*Written instruction*.
Do not copy the pictures; transcribe all other material exactly.

——————

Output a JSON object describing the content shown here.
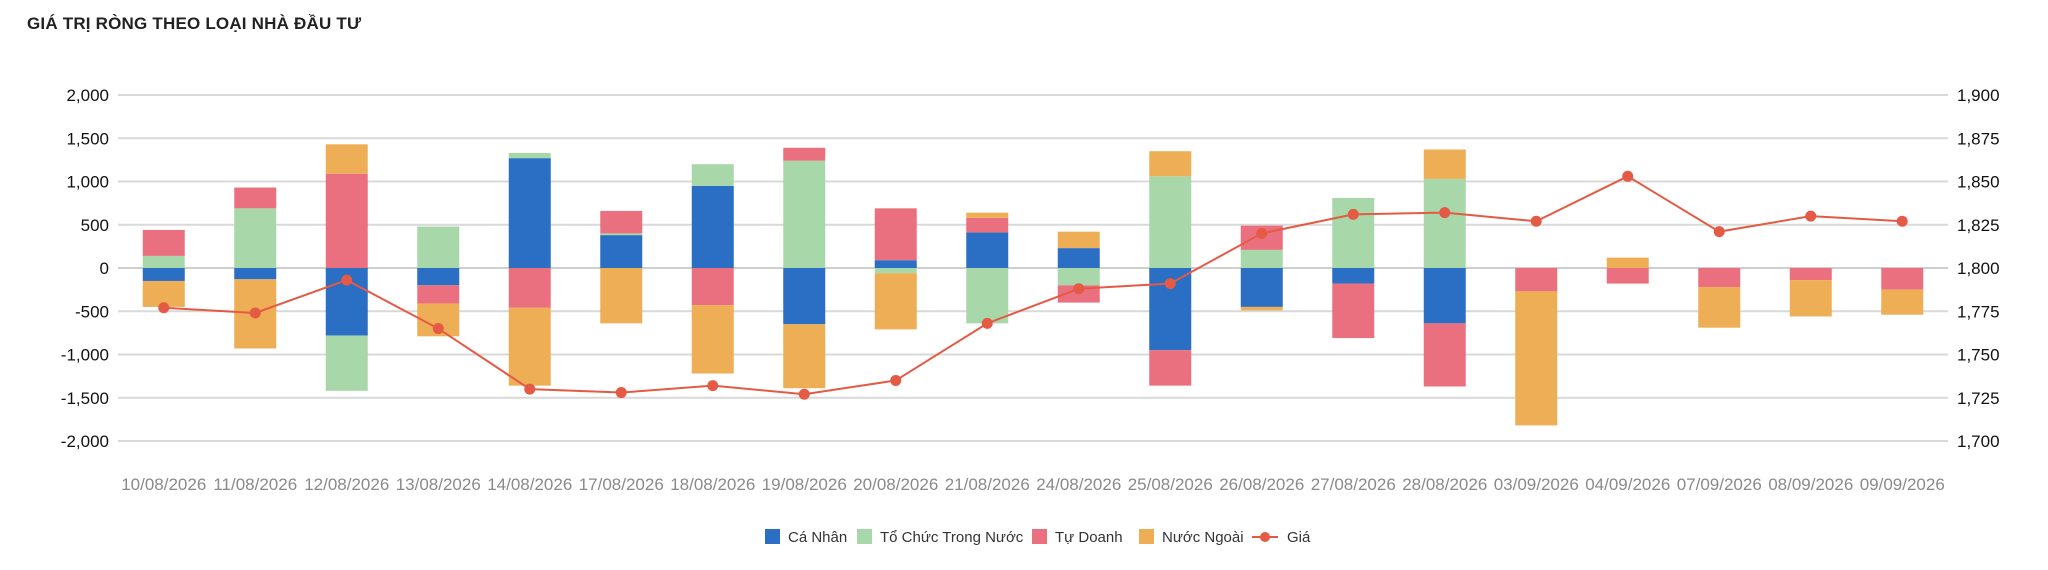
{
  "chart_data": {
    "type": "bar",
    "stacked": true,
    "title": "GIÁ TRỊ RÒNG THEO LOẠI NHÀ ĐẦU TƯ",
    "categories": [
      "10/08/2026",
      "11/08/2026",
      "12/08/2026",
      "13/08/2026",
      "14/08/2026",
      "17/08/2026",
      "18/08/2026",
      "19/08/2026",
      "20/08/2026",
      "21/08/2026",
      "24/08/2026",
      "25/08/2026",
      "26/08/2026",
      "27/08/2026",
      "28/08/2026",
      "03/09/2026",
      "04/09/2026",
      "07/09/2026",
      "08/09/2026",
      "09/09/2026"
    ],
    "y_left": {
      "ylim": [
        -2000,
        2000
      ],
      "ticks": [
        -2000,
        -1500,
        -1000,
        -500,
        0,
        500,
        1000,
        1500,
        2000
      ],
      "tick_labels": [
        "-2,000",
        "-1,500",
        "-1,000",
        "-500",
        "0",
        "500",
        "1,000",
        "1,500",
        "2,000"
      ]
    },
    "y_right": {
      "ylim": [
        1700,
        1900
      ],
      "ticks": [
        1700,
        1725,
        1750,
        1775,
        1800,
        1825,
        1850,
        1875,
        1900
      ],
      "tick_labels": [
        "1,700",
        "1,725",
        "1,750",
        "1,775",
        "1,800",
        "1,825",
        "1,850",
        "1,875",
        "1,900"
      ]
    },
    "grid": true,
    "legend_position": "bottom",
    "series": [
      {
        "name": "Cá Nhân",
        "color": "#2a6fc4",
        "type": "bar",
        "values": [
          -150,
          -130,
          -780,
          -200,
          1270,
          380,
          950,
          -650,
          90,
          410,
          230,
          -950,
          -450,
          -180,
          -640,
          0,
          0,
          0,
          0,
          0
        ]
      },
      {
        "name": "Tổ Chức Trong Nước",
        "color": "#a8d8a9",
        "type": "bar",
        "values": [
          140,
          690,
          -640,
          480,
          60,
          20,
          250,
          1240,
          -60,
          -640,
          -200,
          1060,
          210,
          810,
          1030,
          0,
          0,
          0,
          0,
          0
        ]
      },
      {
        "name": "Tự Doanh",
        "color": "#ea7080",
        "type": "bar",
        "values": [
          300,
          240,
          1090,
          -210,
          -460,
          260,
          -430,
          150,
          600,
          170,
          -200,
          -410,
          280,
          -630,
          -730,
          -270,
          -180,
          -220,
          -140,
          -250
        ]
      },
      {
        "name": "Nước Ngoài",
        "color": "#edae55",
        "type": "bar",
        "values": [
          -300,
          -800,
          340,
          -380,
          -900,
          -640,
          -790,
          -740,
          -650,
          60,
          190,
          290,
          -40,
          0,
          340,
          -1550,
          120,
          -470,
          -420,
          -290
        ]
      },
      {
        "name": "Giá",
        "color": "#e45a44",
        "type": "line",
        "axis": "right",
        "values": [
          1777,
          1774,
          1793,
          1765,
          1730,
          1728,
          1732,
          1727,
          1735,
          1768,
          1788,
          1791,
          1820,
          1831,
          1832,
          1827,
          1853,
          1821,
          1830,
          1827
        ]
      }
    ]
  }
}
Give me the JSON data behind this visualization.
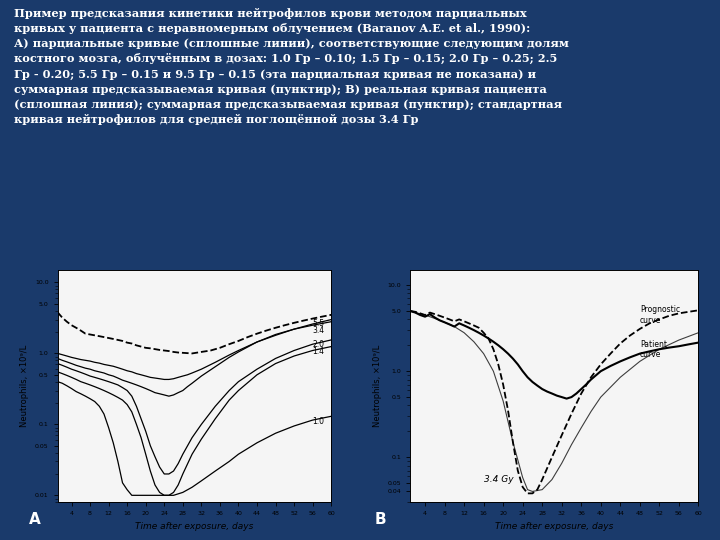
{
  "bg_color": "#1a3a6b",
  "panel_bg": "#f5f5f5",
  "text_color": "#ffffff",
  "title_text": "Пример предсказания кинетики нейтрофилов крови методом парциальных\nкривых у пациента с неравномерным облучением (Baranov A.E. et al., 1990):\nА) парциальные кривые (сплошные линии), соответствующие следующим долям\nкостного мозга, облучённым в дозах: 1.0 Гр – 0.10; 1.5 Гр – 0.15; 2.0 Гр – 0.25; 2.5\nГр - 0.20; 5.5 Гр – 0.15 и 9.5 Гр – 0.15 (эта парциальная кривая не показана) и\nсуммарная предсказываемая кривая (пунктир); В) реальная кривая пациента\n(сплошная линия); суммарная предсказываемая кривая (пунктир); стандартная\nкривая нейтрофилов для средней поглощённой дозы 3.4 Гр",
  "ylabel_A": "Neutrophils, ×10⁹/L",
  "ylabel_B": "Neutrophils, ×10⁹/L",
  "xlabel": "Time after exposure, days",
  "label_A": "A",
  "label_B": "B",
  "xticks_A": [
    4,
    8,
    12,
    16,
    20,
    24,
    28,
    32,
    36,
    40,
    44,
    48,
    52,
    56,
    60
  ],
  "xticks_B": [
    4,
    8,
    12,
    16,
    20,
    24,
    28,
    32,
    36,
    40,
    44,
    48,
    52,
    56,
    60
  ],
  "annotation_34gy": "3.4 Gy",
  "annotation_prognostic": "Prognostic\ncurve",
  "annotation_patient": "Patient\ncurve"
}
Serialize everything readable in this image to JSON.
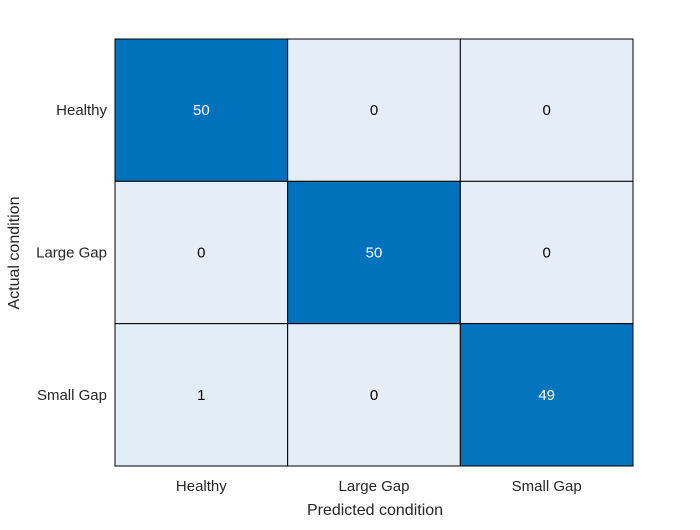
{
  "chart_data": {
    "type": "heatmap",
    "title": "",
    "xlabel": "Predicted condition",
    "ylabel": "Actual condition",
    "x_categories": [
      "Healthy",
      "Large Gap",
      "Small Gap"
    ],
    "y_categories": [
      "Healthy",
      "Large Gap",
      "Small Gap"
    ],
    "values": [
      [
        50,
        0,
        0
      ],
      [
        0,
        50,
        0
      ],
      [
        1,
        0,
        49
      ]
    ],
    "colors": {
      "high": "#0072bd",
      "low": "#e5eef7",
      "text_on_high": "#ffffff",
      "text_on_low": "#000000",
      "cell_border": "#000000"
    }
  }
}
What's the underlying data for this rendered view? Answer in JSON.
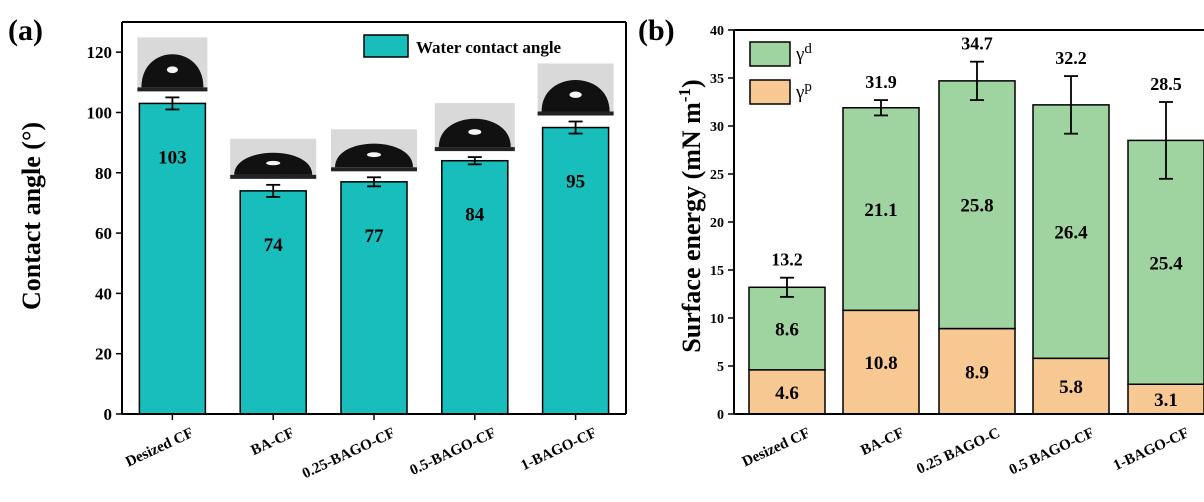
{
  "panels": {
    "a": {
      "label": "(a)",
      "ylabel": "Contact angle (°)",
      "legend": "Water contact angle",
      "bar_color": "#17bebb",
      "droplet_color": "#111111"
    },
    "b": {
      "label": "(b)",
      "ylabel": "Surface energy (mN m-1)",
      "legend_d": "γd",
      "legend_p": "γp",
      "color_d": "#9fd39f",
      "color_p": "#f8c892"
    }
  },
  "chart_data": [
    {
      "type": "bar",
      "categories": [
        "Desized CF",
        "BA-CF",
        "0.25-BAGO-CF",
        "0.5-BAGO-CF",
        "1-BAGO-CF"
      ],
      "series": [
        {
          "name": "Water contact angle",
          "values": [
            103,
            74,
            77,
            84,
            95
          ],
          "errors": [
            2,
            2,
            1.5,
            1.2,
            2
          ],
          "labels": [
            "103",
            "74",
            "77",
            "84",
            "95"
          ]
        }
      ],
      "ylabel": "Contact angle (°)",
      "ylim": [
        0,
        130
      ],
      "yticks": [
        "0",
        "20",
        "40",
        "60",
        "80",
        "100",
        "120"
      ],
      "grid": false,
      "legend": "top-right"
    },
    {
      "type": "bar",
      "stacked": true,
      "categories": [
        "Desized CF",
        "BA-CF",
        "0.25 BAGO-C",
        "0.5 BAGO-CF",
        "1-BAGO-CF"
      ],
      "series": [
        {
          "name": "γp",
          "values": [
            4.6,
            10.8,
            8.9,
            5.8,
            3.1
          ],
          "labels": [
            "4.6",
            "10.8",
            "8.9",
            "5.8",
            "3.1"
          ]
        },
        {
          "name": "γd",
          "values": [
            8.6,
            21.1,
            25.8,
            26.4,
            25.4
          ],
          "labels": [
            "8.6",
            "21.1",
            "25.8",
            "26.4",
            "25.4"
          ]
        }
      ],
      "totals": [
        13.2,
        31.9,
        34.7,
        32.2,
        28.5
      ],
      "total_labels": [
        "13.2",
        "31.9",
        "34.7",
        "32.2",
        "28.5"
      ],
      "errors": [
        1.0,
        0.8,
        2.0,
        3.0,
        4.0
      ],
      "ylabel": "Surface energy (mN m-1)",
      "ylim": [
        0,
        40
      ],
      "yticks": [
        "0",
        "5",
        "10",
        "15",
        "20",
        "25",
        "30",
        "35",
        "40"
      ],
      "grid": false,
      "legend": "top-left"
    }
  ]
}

——————

*Right answer*.
Output a JSON object describing the content shown here.
{
  "chart_data": {
    "type": "bar",
    "stacked": true,
    "title": "GIÁ TRỊ RÒNG THEO LOẠI NHÀ ĐẦU TƯ",
    "categories": [
      "10/08/2026",
      "11/08/2026",
      "12/08/2026",
      "13/08/2026",
      "14/08/2026",
      "17/08/2026",
      "18/08/2026",
      "19/08/2026",
      "20/08/2026",
      "21/08/2026",
      "24/08/2026",
      "25/08/2026",
      "26/08/2026",
      "27/08/2026",
      "28/08/2026",
      "03/09/2026",
      "04/09/2026",
      "07/09/2026",
      "08/09/2026",
      "09/09/2026"
    ],
    "y_left": {
      "ylim": [
        -2000,
        2000
      ],
      "ticks": [
        -2000,
        -1500,
        -1000,
        -500,
        0,
        500,
        1000,
        1500,
        2000
      ],
      "tick_labels": [
        "-2,000",
        "-1,500",
        "-1,000",
        "-500",
        "0",
        "500",
        "1,000",
        "1,500",
        "2,000"
      ]
    },
    "y_right": {
      "ylim": [
        1700,
        1900
      ],
      "ticks": [
        1700,
        1725,
        1750,
        1775,
        1800,
        1825,
        1850,
        1875,
        1900
      ],
      "tick_labels": [
        "1,700",
        "1,725",
        "1,750",
        "1,775",
        "1,800",
        "1,825",
        "1,850",
        "1,875",
        "1,900"
      ]
    },
    "grid": true,
    "legend_position": "bottom",
    "series": [
      {
        "name": "Cá Nhân",
        "color": "#2a6fc4",
        "type": "bar",
        "values": [
          -150,
          -130,
          -780,
          -200,
          1270,
          380,
          950,
          -650,
          90,
          410,
          230,
          -950,
          -450,
          -180,
          -640,
          0,
          0,
          0,
          0,
          0
        ]
      },
      {
        "name": "Tổ Chức Trong Nước",
        "color": "#a8d8a9",
        "type": "bar",
        "values": [
          140,
          690,
          -640,
          480,
          60,
          20,
          250,
          1240,
          -60,
          -640,
          -200,
          1060,
          210,
          810,
          1030,
          0,
          0,
          0,
          0,
          0
        ]
      },
      {
        "name": "Tự Doanh",
        "color": "#ea7080",
        "type": "bar",
        "values": [
          300,
          240,
          1090,
          -210,
          -460,
          260,
          -430,
          150,
          600,
          170,
          -200,
          -410,
          280,
          -630,
          -730,
          -270,
          -180,
          -220,
          -140,
          -250
        ]
      },
      {
        "name": "Nước Ngoài",
        "color": "#edae55",
        "type": "bar",
        "values": [
          -300,
          -800,
          340,
          -380,
          -900,
          -640,
          -790,
          -740,
          -650,
          60,
          190,
          290,
          -40,
          0,
          340,
          -1550,
          120,
          -470,
          -420,
          -290
        ]
      },
      {
        "name": "Giá",
        "color": "#e45a44",
        "type": "line",
        "axis": "right",
        "values": [
          1777,
          1774,
          1793,
          1765,
          1730,
          1728,
          1732,
          1727,
          1735,
          1768,
          1788,
          1791,
          1820,
          1831,
          1832,
          1827,
          1853,
          1821,
          1830,
          1827
        ]
      }
    ]
  }
}
Give me the JSON data behind this visualization.
{
  "bg_color": "#1a3a6b",
  "panel_bg": "#f5f5f5",
  "text_color": "#ffffff",
  "title_text": "Пример предсказания кинетики нейтрофилов крови методом парциальных\nкривых у пациента с неравномерным облучением (Baranov A.E. et al., 1990):\nА) парциальные кривые (сплошные линии), соответствующие следующим долям\nкостного мозга, облучённым в дозах: 1.0 Гр – 0.10; 1.5 Гр – 0.15; 2.0 Гр – 0.25; 2.5\nГр - 0.20; 5.5 Гр – 0.15 и 9.5 Гр – 0.15 (эта парциальная кривая не показана) и\nсуммарная предсказываемая кривая (пунктир); В) реальная кривая пациента\n(сплошная линия); суммарная предсказываемая кривая (пунктир); стандартная\nкривая нейтрофилов для средней поглощённой дозы 3.4 Гр",
  "ylabel_A": "Neutrophils, ×10⁹/L",
  "ylabel_B": "Neutrophils, ×10⁹/L",
  "xlabel": "Time after exposure, days",
  "label_A": "A",
  "label_B": "B",
  "xticks_A": [
    4,
    8,
    12,
    16,
    20,
    24,
    28,
    32,
    36,
    40,
    44,
    48,
    52,
    56,
    60
  ],
  "xticks_B": [
    4,
    8,
    12,
    16,
    20,
    24,
    28,
    32,
    36,
    40,
    44,
    48,
    52,
    56,
    60
  ],
  "annotation_34gy": "3.4 Gy",
  "annotation_prognostic": "Prognostic\ncurve",
  "annotation_patient": "Patient\ncurve"
}
Serialize everything readable in this image to JSON.
{
  "chart_data": {
    "type": "heatmap",
    "title": "",
    "xlabel": "Predicted condition",
    "ylabel": "Actual condition",
    "x_categories": [
      "Healthy",
      "Large Gap",
      "Small Gap"
    ],
    "y_categories": [
      "Healthy",
      "Large Gap",
      "Small Gap"
    ],
    "values": [
      [
        50,
        0,
        0
      ],
      [
        0,
        50,
        0
      ],
      [
        1,
        0,
        49
      ]
    ],
    "colors": {
      "high": "#0072bd",
      "low": "#e5eef7",
      "text_on_high": "#ffffff",
      "text_on_low": "#000000",
      "cell_border": "#000000"
    }
  }
}
What's the underlying data for this rendered view? Answer in JSON.
{
  "panels": {
    "a": {
      "label": "(a)",
      "ylabel": "Contact angle (°)",
      "legend": "Water contact angle",
      "bar_color": "#17bebb",
      "droplet_color": "#111111"
    },
    "b": {
      "label": "(b)",
      "ylabel": "Surface energy (mN m-1)",
      "legend_d": "γd",
      "legend_p": "γp",
      "color_d": "#9fd39f",
      "color_p": "#f8c892"
    }
  },
  "chart_data": [
    {
      "type": "bar",
      "categories": [
        "Desized CF",
        "BA-CF",
        "0.25-BAGO-CF",
        "0.5-BAGO-CF",
        "1-BAGO-CF"
      ],
      "series": [
        {
          "name": "Water contact angle",
          "values": [
            103,
            74,
            77,
            84,
            95
          ],
          "errors": [
            2,
            2,
            1.5,
            1.2,
            2
          ],
          "labels": [
            "103",
            "74",
            "77",
            "84",
            "95"
          ]
        }
      ],
      "ylabel": "Contact angle (°)",
      "ylim": [
        0,
        130
      ],
      "yticks": [
        "0",
        "20",
        "40",
        "60",
        "80",
        "100",
        "120"
      ],
      "grid": false,
      "legend": "top-right"
    },
    {
      "type": "bar",
      "stacked": true,
      "categories": [
        "Desized CF",
        "BA-CF",
        "0.25 BAGO-C",
        "0.5 BAGO-CF",
        "1-BAGO-CF"
      ],
      "series": [
        {
          "name": "γp",
          "values": [
            4.6,
            10.8,
            8.9,
            5.8,
            3.1
          ],
          "labels": [
            "4.6",
            "10.8",
            "8.9",
            "5.8",
            "3.1"
          ]
        },
        {
          "name": "γd",
          "values": [
            8.6,
            21.1,
            25.8,
            26.4,
            25.4
          ],
          "labels": [
            "8.6",
            "21.1",
            "25.8",
            "26.4",
            "25.4"
          ]
        }
      ],
      "totals": [
        13.2,
        31.9,
        34.7,
        32.2,
        28.5
      ],
      "total_labels": [
        "13.2",
        "31.9",
        "34.7",
        "32.2",
        "28.5"
      ],
      "errors": [
        1.0,
        0.8,
        2.0,
        3.0,
        4.0
      ],
      "ylabel": "Surface energy (mN m-1)",
      "ylim": [
        0,
        40
      ],
      "yticks": [
        "0",
        "5",
        "10",
        "15",
        "20",
        "25",
        "30",
        "35",
        "40"
      ],
      "grid": false,
      "legend": "top-left"
    }
  ]
}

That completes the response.